◆ TASK INSTRUCTIONS: Leave out the pictures and repeat the data exactly.

====== GIVEN DATA

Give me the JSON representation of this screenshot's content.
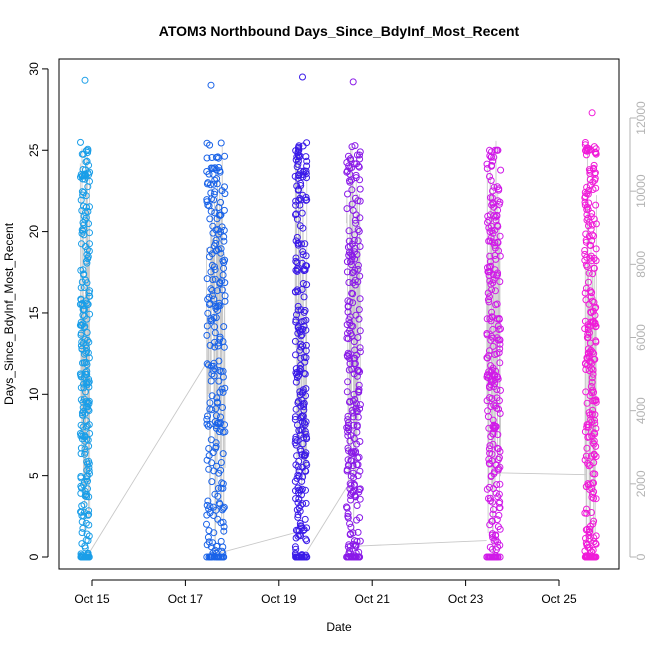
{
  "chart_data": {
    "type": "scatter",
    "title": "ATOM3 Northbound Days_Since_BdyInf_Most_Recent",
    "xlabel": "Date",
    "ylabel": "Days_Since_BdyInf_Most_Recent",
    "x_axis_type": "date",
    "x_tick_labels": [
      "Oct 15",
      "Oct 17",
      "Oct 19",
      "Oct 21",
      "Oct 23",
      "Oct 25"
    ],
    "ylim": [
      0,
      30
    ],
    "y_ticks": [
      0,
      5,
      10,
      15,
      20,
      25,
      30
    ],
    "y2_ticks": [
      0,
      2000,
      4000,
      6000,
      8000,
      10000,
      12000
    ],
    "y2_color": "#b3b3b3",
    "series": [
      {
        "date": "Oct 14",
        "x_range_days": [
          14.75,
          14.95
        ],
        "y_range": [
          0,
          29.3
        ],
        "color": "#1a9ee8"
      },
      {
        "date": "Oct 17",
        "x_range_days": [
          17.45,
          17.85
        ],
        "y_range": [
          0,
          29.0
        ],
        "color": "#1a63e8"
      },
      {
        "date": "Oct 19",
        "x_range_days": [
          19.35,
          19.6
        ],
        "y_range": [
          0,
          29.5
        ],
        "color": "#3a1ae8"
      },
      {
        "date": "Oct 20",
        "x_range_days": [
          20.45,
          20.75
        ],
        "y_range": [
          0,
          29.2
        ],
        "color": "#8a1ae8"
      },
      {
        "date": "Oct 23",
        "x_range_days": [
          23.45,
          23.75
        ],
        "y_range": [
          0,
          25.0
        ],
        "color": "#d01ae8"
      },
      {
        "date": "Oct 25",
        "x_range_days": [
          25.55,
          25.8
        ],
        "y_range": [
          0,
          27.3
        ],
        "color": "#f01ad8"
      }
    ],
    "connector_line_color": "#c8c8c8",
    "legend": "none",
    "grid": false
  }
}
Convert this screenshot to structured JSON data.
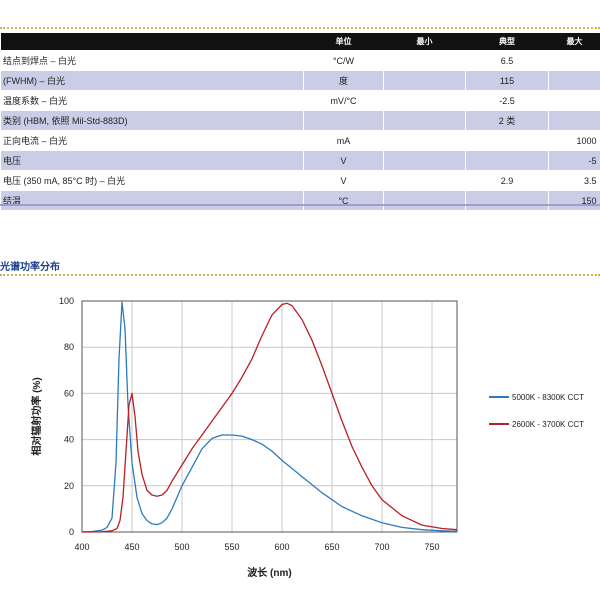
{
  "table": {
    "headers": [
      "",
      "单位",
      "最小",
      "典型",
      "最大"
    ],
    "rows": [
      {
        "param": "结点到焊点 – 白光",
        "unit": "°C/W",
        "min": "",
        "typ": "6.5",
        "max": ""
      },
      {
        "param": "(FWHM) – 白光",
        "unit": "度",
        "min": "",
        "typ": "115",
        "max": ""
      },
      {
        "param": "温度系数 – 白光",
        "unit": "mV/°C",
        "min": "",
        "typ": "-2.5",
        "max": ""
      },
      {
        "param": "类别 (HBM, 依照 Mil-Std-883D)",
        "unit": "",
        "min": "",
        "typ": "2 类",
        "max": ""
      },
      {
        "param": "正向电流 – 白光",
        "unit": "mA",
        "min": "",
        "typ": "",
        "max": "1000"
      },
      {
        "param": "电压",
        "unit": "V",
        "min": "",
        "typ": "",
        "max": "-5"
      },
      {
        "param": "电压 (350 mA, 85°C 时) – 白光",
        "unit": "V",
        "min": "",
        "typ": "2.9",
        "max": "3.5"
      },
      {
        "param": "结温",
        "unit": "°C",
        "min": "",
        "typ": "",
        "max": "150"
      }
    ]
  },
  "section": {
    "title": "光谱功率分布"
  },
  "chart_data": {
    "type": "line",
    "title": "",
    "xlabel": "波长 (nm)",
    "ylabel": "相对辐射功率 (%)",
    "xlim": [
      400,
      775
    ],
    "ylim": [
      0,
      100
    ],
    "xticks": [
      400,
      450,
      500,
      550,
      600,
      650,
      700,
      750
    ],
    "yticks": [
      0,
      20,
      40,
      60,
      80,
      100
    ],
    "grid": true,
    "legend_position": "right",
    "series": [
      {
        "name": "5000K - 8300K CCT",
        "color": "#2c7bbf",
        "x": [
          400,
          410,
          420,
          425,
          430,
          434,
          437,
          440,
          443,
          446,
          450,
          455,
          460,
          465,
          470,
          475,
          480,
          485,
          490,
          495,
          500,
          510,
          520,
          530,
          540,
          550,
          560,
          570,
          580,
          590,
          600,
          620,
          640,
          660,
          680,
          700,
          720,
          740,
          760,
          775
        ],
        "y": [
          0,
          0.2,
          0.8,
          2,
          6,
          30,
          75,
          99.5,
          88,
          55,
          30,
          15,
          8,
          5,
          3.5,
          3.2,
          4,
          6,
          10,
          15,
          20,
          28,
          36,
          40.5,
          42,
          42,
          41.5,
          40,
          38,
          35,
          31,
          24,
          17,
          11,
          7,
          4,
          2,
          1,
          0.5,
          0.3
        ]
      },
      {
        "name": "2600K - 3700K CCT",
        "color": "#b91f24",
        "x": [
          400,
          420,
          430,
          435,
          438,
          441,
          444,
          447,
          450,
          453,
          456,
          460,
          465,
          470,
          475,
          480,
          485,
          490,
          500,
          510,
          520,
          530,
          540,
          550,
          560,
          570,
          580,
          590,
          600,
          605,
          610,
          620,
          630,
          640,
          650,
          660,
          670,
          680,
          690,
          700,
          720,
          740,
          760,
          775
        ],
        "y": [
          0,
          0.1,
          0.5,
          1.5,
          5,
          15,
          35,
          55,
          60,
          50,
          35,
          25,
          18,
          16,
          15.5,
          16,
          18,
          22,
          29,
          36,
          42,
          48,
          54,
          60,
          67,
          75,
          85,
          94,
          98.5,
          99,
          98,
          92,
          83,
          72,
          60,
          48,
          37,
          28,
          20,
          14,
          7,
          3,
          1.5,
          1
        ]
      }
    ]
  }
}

============

◆ COMPLETED TASK:
Give me the JSON representation of this screenshot's content.
{
  "chart_data": {
    "type": "scatter",
    "title": "ATOM3 Northbound Days_Since_BdyInf_Most_Recent",
    "xlabel": "Date",
    "ylabel": "Days_Since_BdyInf_Most_Recent",
    "x_axis_type": "date",
    "x_tick_labels": [
      "Oct 15",
      "Oct 17",
      "Oct 19",
      "Oct 21",
      "Oct 23",
      "Oct 25"
    ],
    "ylim": [
      0,
      30
    ],
    "y_ticks": [
      0,
      5,
      10,
      15,
      20,
      25,
      30
    ],
    "y2_ticks": [
      0,
      2000,
      4000,
      6000,
      8000,
      10000,
      12000
    ],
    "y2_color": "#b3b3b3",
    "series": [
      {
        "date": "Oct 14",
        "x_range_days": [
          14.75,
          14.95
        ],
        "y_range": [
          0,
          29.3
        ],
        "color": "#1a9ee8"
      },
      {
        "date": "Oct 17",
        "x_range_days": [
          17.45,
          17.85
        ],
        "y_range": [
          0,
          29.0
        ],
        "color": "#1a63e8"
      },
      {
        "date": "Oct 19",
        "x_range_days": [
          19.35,
          19.6
        ],
        "y_range": [
          0,
          29.5
        ],
        "color": "#3a1ae8"
      },
      {
        "date": "Oct 20",
        "x_range_days": [
          20.45,
          20.75
        ],
        "y_range": [
          0,
          29.2
        ],
        "color": "#8a1ae8"
      },
      {
        "date": "Oct 23",
        "x_range_days": [
          23.45,
          23.75
        ],
        "y_range": [
          0,
          25.0
        ],
        "color": "#d01ae8"
      },
      {
        "date": "Oct 25",
        "x_range_days": [
          25.55,
          25.8
        ],
        "y_range": [
          0,
          27.3
        ],
        "color": "#f01ad8"
      }
    ],
    "connector_line_color": "#c8c8c8",
    "legend": "none",
    "grid": false
  }
}
Convert this screenshot to structured JSON data.
{
  "table": {
    "headers": [
      "",
      "单位",
      "最小",
      "典型",
      "最大"
    ],
    "rows": [
      {
        "param": "结点到焊点 – 白光",
        "unit": "°C/W",
        "min": "",
        "typ": "6.5",
        "max": ""
      },
      {
        "param": "(FWHM) – 白光",
        "unit": "度",
        "min": "",
        "typ": "115",
        "max": ""
      },
      {
        "param": "温度系数 – 白光",
        "unit": "mV/°C",
        "min": "",
        "typ": "-2.5",
        "max": ""
      },
      {
        "param": "类别 (HBM, 依照 Mil-Std-883D)",
        "unit": "",
        "min": "",
        "typ": "2 类",
        "max": ""
      },
      {
        "param": "正向电流 – 白光",
        "unit": "mA",
        "min": "",
        "typ": "",
        "max": "1000"
      },
      {
        "param": "电压",
        "unit": "V",
        "min": "",
        "typ": "",
        "max": "-5"
      },
      {
        "param": "电压 (350 mA, 85°C 时) – 白光",
        "unit": "V",
        "min": "",
        "typ": "2.9",
        "max": "3.5"
      },
      {
        "param": "结温",
        "unit": "°C",
        "min": "",
        "typ": "",
        "max": "150"
      }
    ]
  },
  "section": {
    "title": "光谱功率分布"
  },
  "chart_data": {
    "type": "line",
    "title": "",
    "xlabel": "波长 (nm)",
    "ylabel": "相对辐射功率 (%)",
    "xlim": [
      400,
      775
    ],
    "ylim": [
      0,
      100
    ],
    "xticks": [
      400,
      450,
      500,
      550,
      600,
      650,
      700,
      750
    ],
    "yticks": [
      0,
      20,
      40,
      60,
      80,
      100
    ],
    "grid": true,
    "legend_position": "right",
    "series": [
      {
        "name": "5000K - 8300K CCT",
        "color": "#2c7bbf",
        "x": [
          400,
          410,
          420,
          425,
          430,
          434,
          437,
          440,
          443,
          446,
          450,
          455,
          460,
          465,
          470,
          475,
          480,
          485,
          490,
          495,
          500,
          510,
          520,
          530,
          540,
          550,
          560,
          570,
          580,
          590,
          600,
          620,
          640,
          660,
          680,
          700,
          720,
          740,
          760,
          775
        ],
        "y": [
          0,
          0.2,
          0.8,
          2,
          6,
          30,
          75,
          99.5,
          88,
          55,
          30,
          15,
          8,
          5,
          3.5,
          3.2,
          4,
          6,
          10,
          15,
          20,
          28,
          36,
          40.5,
          42,
          42,
          41.5,
          40,
          38,
          35,
          31,
          24,
          17,
          11,
          7,
          4,
          2,
          1,
          0.5,
          0.3
        ]
      },
      {
        "name": "2600K - 3700K CCT",
        "color": "#b91f24",
        "x": [
          400,
          420,
          430,
          435,
          438,
          441,
          444,
          447,
          450,
          453,
          456,
          460,
          465,
          470,
          475,
          480,
          485,
          490,
          500,
          510,
          520,
          530,
          540,
          550,
          560,
          570,
          580,
          590,
          600,
          605,
          610,
          620,
          630,
          640,
          650,
          660,
          670,
          680,
          690,
          700,
          720,
          740,
          760,
          775
        ],
        "y": [
          0,
          0.1,
          0.5,
          1.5,
          5,
          15,
          35,
          55,
          60,
          50,
          35,
          25,
          18,
          16,
          15.5,
          16,
          18,
          22,
          29,
          36,
          42,
          48,
          54,
          60,
          67,
          75,
          85,
          94,
          98.5,
          99,
          98,
          92,
          83,
          72,
          60,
          48,
          37,
          28,
          20,
          14,
          7,
          3,
          1.5,
          1
        ]
      }
    ]
  }
}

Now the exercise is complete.